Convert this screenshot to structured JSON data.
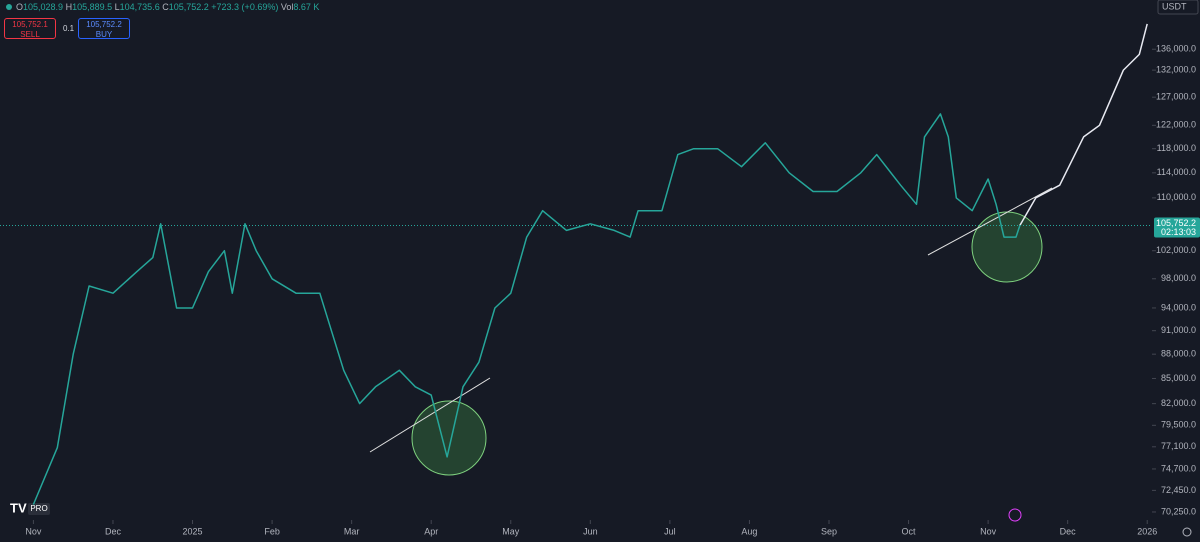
{
  "header": {
    "open_label": "O",
    "open": "105,028.9",
    "high_label": "H",
    "high": "105,889.5",
    "low_label": "L",
    "low": "104,735.6",
    "close_label": "C",
    "close": "105,752.2",
    "change": "+723.3 (+0.69%)",
    "volume_label": "Vol",
    "volume": "8.67 K"
  },
  "trade": {
    "sell_price": "105,752.1",
    "sell": "SELL",
    "quantity": "0.1",
    "buy_price": "105,752.2",
    "buy": "BUY"
  },
  "currency": "USDT",
  "logo": "PRO",
  "chart_data": {
    "type": "line",
    "log_scale": true,
    "xlim": [
      -0.42,
      14.06
    ],
    "xticks": [
      {
        "value": 0,
        "label": "Nov"
      },
      {
        "value": 1,
        "label": "Dec"
      },
      {
        "value": 2,
        "label": "2025"
      },
      {
        "value": 3,
        "label": "Feb"
      },
      {
        "value": 4,
        "label": "Mar"
      },
      {
        "value": 5,
        "label": "Apr"
      },
      {
        "value": 6,
        "label": "May"
      },
      {
        "value": 7,
        "label": "Jun"
      },
      {
        "value": 8,
        "label": "Jul"
      },
      {
        "value": 9,
        "label": "Aug"
      },
      {
        "value": 10,
        "label": "Sep"
      },
      {
        "value": 11,
        "label": "Oct"
      },
      {
        "value": 12,
        "label": "Nov"
      },
      {
        "value": 13,
        "label": "Dec"
      },
      {
        "value": 14,
        "label": "2026"
      }
    ],
    "ylim": [
      69450,
      145900
    ],
    "yticks": [
      {
        "value": 136000,
        "label": "136,000.0"
      },
      {
        "value": 132000,
        "label": "132,000.0"
      },
      {
        "value": 127000,
        "label": "127,000.0"
      },
      {
        "value": 122000,
        "label": "122,000.0"
      },
      {
        "value": 118000,
        "label": "118,000.0"
      },
      {
        "value": 114000,
        "label": "114,000.0"
      },
      {
        "value": 110000,
        "label": "110,000.0"
      },
      {
        "value": 102000,
        "label": "102,000.0"
      },
      {
        "value": 98000,
        "label": "98,000.0"
      },
      {
        "value": 94000,
        "label": "94,000.0"
      },
      {
        "value": 91000,
        "label": "91,000.0"
      },
      {
        "value": 88000,
        "label": "88,000.0"
      },
      {
        "value": 85000,
        "label": "85,000.0"
      },
      {
        "value": 82000,
        "label": "82,000.0"
      },
      {
        "value": 79500,
        "label": "79,500.0"
      },
      {
        "value": 77100,
        "label": "77,100.0"
      },
      {
        "value": 74700,
        "label": "74,700.0"
      },
      {
        "value": 72450,
        "label": "72,450.0"
      },
      {
        "value": 70250,
        "label": "70,250.0"
      }
    ],
    "current_price": {
      "value": 105752.2,
      "label": "105,752.2"
    },
    "countdown": "02:13:03",
    "series": [
      {
        "color": "#26a69a",
        "x": [
          0,
          0.3,
          0.5,
          0.7,
          1.0,
          1.3,
          1.5,
          1.6,
          1.8,
          2.0,
          2.2,
          2.4,
          2.5,
          2.66,
          2.8,
          3.0,
          3.3,
          3.6,
          3.9,
          4.1,
          4.3,
          4.6,
          4.8,
          5.0,
          5.2,
          5.4,
          5.6,
          5.8,
          6.0,
          6.2,
          6.4,
          6.7,
          7.0,
          7.3,
          7.5,
          7.6,
          7.9,
          8.1,
          8.3,
          8.6,
          8.9,
          9.2,
          9.5,
          9.8,
          10.1,
          10.4,
          10.6,
          10.9,
          11.1,
          11.2,
          11.4,
          11.5,
          11.6,
          11.8,
          12.0,
          12.1,
          12.2,
          12.35,
          12.4
        ],
        "values": [
          71000,
          77000,
          88000,
          97000,
          96000,
          99000,
          101000,
          106000,
          94000,
          94000,
          99000,
          102000,
          96000,
          106000,
          102000,
          98000,
          96000,
          96000,
          86000,
          82000,
          84000,
          86000,
          84000,
          83000,
          76000,
          84000,
          87000,
          94000,
          96000,
          104000,
          108000,
          105000,
          106000,
          105000,
          104000,
          108000,
          108000,
          117000,
          118000,
          118000,
          115000,
          119000,
          114000,
          111000,
          111000,
          114000,
          117000,
          112000,
          109000,
          120000,
          124000,
          120000,
          110000,
          108000,
          113000,
          109000,
          104000,
          104000,
          105752.2
        ]
      },
      {
        "color": "#e8eaf2",
        "x": [
          12.4,
          12.6,
          12.9,
          13.2,
          13.4,
          13.7,
          13.9,
          14.0
        ],
        "values": [
          105752.2,
          110000,
          112000,
          120000,
          122000,
          132000,
          135000,
          141000
        ]
      }
    ]
  }
}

» **Given request**: Leave the pictures out and print the records above exactly as they stand.

» **Answer to the problem**:
Convert this screenshot to structured JSON data.
{
  "header": {
    "open_label": "O",
    "open": "105,028.9",
    "high_label": "H",
    "high": "105,889.5",
    "low_label": "L",
    "low": "104,735.6",
    "close_label": "C",
    "close": "105,752.2",
    "change": "+723.3 (+0.69%)",
    "volume_label": "Vol",
    "volume": "8.67 K"
  },
  "trade": {
    "sell_price": "105,752.1",
    "sell": "SELL",
    "quantity": "0.1",
    "buy_price": "105,752.2",
    "buy": "BUY"
  },
  "currency": "USDT",
  "logo": "PRO",
  "chart_data": {
    "type": "line",
    "log_scale": true,
    "xlim": [
      -0.42,
      14.06
    ],
    "xticks": [
      {
        "value": 0,
        "label": "Nov"
      },
      {
        "value": 1,
        "label": "Dec"
      },
      {
        "value": 2,
        "label": "2025"
      },
      {
        "value": 3,
        "label": "Feb"
      },
      {
        "value": 4,
        "label": "Mar"
      },
      {
        "value": 5,
        "label": "Apr"
      },
      {
        "value": 6,
        "label": "May"
      },
      {
        "value": 7,
        "label": "Jun"
      },
      {
        "value": 8,
        "label": "Jul"
      },
      {
        "value": 9,
        "label": "Aug"
      },
      {
        "value": 10,
        "label": "Sep"
      },
      {
        "value": 11,
        "label": "Oct"
      },
      {
        "value": 12,
        "label": "Nov"
      },
      {
        "value": 13,
        "label": "Dec"
      },
      {
        "value": 14,
        "label": "2026"
      }
    ],
    "ylim": [
      69450,
      145900
    ],
    "yticks": [
      {
        "value": 136000,
        "label": "136,000.0"
      },
      {
        "value": 132000,
        "label": "132,000.0"
      },
      {
        "value": 127000,
        "label": "127,000.0"
      },
      {
        "value": 122000,
        "label": "122,000.0"
      },
      {
        "value": 118000,
        "label": "118,000.0"
      },
      {
        "value": 114000,
        "label": "114,000.0"
      },
      {
        "value": 110000,
        "label": "110,000.0"
      },
      {
        "value": 102000,
        "label": "102,000.0"
      },
      {
        "value": 98000,
        "label": "98,000.0"
      },
      {
        "value": 94000,
        "label": "94,000.0"
      },
      {
        "value": 91000,
        "label": "91,000.0"
      },
      {
        "value": 88000,
        "label": "88,000.0"
      },
      {
        "value": 85000,
        "label": "85,000.0"
      },
      {
        "value": 82000,
        "label": "82,000.0"
      },
      {
        "value": 79500,
        "label": "79,500.0"
      },
      {
        "value": 77100,
        "label": "77,100.0"
      },
      {
        "value": 74700,
        "label": "74,700.0"
      },
      {
        "value": 72450,
        "label": "72,450.0"
      },
      {
        "value": 70250,
        "label": "70,250.0"
      }
    ],
    "current_price": {
      "value": 105752.2,
      "label": "105,752.2"
    },
    "countdown": "02:13:03",
    "series": [
      {
        "color": "#26a69a",
        "x": [
          0,
          0.3,
          0.5,
          0.7,
          1.0,
          1.3,
          1.5,
          1.6,
          1.8,
          2.0,
          2.2,
          2.4,
          2.5,
          2.66,
          2.8,
          3.0,
          3.3,
          3.6,
          3.9,
          4.1,
          4.3,
          4.6,
          4.8,
          5.0,
          5.2,
          5.4,
          5.6,
          5.8,
          6.0,
          6.2,
          6.4,
          6.7,
          7.0,
          7.3,
          7.5,
          7.6,
          7.9,
          8.1,
          8.3,
          8.6,
          8.9,
          9.2,
          9.5,
          9.8,
          10.1,
          10.4,
          10.6,
          10.9,
          11.1,
          11.2,
          11.4,
          11.5,
          11.6,
          11.8,
          12.0,
          12.1,
          12.2,
          12.35,
          12.4
        ],
        "values": [
          71000,
          77000,
          88000,
          97000,
          96000,
          99000,
          101000,
          106000,
          94000,
          94000,
          99000,
          102000,
          96000,
          106000,
          102000,
          98000,
          96000,
          96000,
          86000,
          82000,
          84000,
          86000,
          84000,
          83000,
          76000,
          84000,
          87000,
          94000,
          96000,
          104000,
          108000,
          105000,
          106000,
          105000,
          104000,
          108000,
          108000,
          117000,
          118000,
          118000,
          115000,
          119000,
          114000,
          111000,
          111000,
          114000,
          117000,
          112000,
          109000,
          120000,
          124000,
          120000,
          110000,
          108000,
          113000,
          109000,
          104000,
          104000,
          105752.2
        ]
      },
      {
        "color": "#e8eaf2",
        "x": [
          12.4,
          12.6,
          12.9,
          13.2,
          13.4,
          13.7,
          13.9,
          14.0
        ],
        "values": [
          105752.2,
          110000,
          112000,
          120000,
          122000,
          132000,
          135000,
          141000
        ]
      }
    ]
  }
}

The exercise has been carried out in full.